Repeat each entry as written and leave the images out of the copy.

Data entries:
######

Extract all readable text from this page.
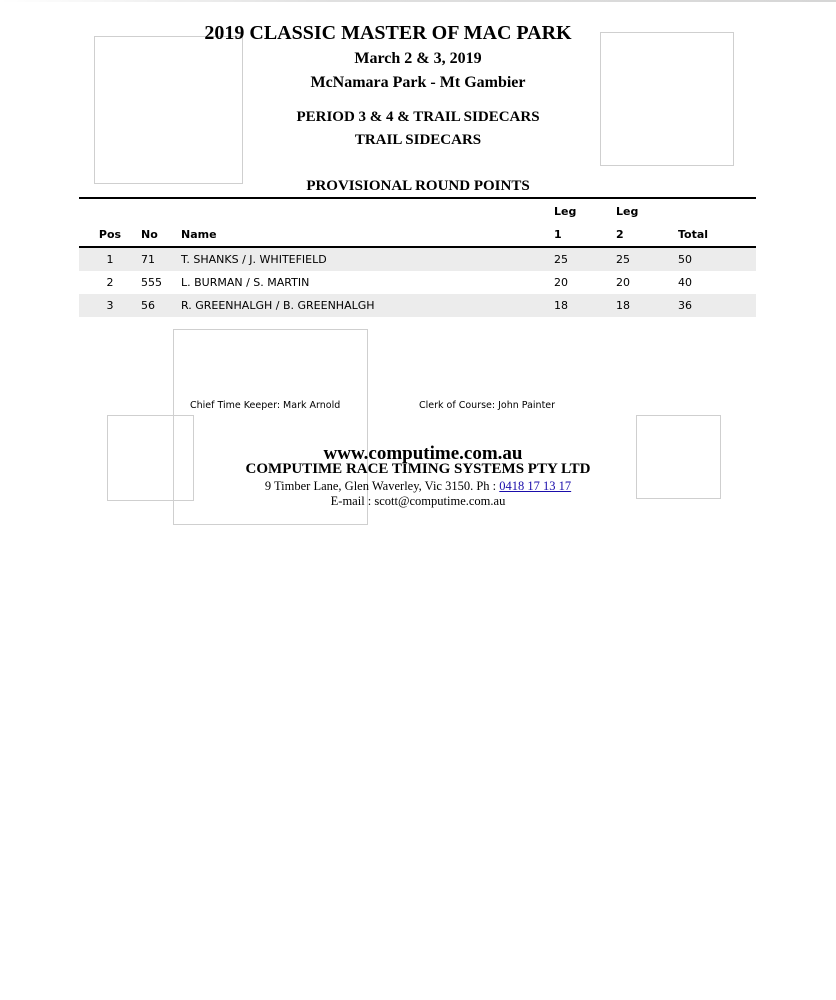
2019 CLASSIC MASTER OF MAC PARK
March 2 & 3, 2019
McNamara Park - Mt Gambier
PERIOD 3 & 4 & TRAIL SIDECARS
TRAIL SIDECARS
PROVISIONAL ROUND POINTS
			Leg	Leg	
Pos	No	Name	1	2	Total
1	71	T. SHANKS / J. WHITEFIELD	25	25	50
2	555	L. BURMAN / S. MARTIN	20	20	40
3	56	R. GREENHALGH / B. GREENHALGH	18	18	36
Chief Time Keeper: Mark Arnold	Clerk of Course: John Painter
www.computime.com.au
COMPUTIME RACE TIMING SYSTEMS PTY LTD
9 Timber Lane, Glen Waverley, Vic 3150. Ph : 0418 17 13 17
E-mail : scott@computime.com.au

######

## Solution below
Extract all readable text from this page.
2019 CLASSIC MASTER OF MAC PARK
March 2 & 3, 2019
McNamara Park - Mt Gambier
PERIOD 3 & 4 & TRAIL SIDECARS
TRAIL SIDECARS
PROVISIONAL ROUND POINTS
			Leg	Leg	
Pos	No	Name	1	2	Total
1	71	T. SHANKS / J. WHITEFIELD	25	25	50
2	555	L. BURMAN / S. MARTIN	20	20	40
3	56	R. GREENHALGH / B. GREENHALGH	18	18	36
Chief Time Keeper: Mark Arnold	Clerk of Course: John Painter
www.computime.com.au
COMPUTIME RACE TIMING SYSTEMS PTY LTD
9 Timber Lane, Glen Waverley, Vic 3150. Ph : 0418 17 13 17
E-mail : scott@computime.com.au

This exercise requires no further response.